# WRITTEN REQUEST
From the line with "Extract all readable text from this page." down to the final line of the material below, quote every line exactly and leave out all lines before it.

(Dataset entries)
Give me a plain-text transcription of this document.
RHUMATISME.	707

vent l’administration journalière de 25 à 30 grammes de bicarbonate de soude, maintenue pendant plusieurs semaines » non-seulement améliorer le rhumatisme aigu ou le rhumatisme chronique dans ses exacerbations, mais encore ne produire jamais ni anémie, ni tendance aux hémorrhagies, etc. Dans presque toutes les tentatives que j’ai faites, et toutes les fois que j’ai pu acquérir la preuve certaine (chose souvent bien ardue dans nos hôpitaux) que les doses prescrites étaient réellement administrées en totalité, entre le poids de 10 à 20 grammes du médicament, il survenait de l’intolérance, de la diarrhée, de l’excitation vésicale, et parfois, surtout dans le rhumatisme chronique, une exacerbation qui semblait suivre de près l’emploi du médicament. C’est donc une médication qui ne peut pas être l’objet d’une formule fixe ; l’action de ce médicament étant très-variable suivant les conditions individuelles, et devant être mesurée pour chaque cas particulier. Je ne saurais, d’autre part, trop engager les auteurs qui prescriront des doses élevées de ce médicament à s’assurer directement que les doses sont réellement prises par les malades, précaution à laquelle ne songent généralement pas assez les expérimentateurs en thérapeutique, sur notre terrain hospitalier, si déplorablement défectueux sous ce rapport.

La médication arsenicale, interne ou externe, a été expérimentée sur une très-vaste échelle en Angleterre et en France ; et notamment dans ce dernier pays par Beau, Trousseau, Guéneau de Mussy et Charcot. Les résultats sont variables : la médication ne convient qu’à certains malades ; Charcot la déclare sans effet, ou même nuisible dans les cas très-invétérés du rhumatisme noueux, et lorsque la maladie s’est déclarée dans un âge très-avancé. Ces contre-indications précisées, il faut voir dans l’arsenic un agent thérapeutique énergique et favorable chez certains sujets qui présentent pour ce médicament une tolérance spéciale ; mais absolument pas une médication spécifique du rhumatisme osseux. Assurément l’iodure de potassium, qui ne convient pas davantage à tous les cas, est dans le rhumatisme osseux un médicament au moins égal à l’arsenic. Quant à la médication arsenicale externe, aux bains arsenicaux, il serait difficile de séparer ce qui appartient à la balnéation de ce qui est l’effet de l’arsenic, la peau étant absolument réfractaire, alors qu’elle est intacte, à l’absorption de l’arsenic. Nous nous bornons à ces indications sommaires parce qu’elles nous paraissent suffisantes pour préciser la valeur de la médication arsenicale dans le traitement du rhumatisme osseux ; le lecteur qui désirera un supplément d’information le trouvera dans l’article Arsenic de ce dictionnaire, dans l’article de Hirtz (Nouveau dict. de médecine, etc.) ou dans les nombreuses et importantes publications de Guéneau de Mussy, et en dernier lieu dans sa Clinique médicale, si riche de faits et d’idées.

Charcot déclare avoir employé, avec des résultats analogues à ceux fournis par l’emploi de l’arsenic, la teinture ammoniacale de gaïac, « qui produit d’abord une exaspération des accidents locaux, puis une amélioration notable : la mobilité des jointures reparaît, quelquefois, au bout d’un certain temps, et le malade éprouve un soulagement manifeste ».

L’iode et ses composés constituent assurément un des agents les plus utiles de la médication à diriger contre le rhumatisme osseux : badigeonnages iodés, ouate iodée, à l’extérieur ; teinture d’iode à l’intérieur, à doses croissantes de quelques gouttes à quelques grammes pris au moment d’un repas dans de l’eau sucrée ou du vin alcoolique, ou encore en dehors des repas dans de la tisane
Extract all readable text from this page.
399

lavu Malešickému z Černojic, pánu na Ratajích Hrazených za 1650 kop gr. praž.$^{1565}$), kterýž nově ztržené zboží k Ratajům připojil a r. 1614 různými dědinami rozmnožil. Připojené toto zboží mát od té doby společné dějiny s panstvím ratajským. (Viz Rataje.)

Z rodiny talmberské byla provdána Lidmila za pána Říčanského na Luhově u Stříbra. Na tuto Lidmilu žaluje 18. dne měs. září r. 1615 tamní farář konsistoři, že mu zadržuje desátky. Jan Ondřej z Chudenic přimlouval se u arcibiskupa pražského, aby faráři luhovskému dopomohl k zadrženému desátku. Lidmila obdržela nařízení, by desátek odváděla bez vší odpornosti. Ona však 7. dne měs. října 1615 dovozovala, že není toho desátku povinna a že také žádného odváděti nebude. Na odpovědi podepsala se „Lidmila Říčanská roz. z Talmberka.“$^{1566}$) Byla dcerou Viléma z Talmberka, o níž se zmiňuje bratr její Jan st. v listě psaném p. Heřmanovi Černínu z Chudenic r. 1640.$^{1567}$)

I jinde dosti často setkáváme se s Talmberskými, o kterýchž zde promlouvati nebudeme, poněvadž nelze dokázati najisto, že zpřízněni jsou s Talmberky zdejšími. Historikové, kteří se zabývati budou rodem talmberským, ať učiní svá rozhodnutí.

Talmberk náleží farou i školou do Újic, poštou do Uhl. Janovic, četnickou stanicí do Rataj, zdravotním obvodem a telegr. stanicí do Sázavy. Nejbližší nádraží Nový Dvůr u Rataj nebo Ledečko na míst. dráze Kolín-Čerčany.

# ANSWER TO THIS EXERCISE
Extract all readable text from this page.
399

lavu Malešickému z Černojic, pánu na Ratajích Hrazených za 1650 kop gr. praž.$^{1565}$), kterýž nově ztržené zboží k Ratajům připojil a r. 1614 různými dědinami rozmnožil. Připojené toto zboží mát od té doby společné dějiny s panstvím ratajským. (Viz Rataje.)

Z rodiny talmberské byla provdána Lidmila za pána Říčanského na Luhově u Stříbra. Na tuto Lidmilu žaluje 18. dne měs. září r. 1615 tamní farář konsistoři, že mu zadržuje desátky. Jan Ondřej z Chudenic přimlouval se u arcibiskupa pražského, aby faráři luhovskému dopomohl k zadrženému desátku. Lidmila obdržela nařízení, by desátek odváděla bez vší odpornosti. Ona však 7. dne měs. října 1615 dovozovala, že není toho desátku povinna a že také žádného odváděti nebude. Na odpovědi podepsala se „Lidmila Říčanská roz. z Talmberka.“$^{1566}$) Byla dcerou Viléma z Talmberka, o níž se zmiňuje bratr její Jan st. v listě psaném p. Heřmanovi Černínu z Chudenic r. 1640.$^{1567}$)

I jinde dosti často setkáváme se s Talmberskými, o kterýchž zde promlouvati nebudeme, poněvadž nelze dokázati najisto, že zpřízněni jsou s Talmberky zdejšími. Historikové, kteří se zabývati budou rodem talmberským, ať učiní svá rozhodnutí.

Talmberk náleží farou i školou do Újic, poštou do Uhl. Janovic, četnickou stanicí do Rataj, zdravotním obvodem a telegr. stanicí do Sázavy. Nejbližší nádraží Nový Dvůr u Rataj nebo Ledečko na míst. dráze Kolín-Čerčany.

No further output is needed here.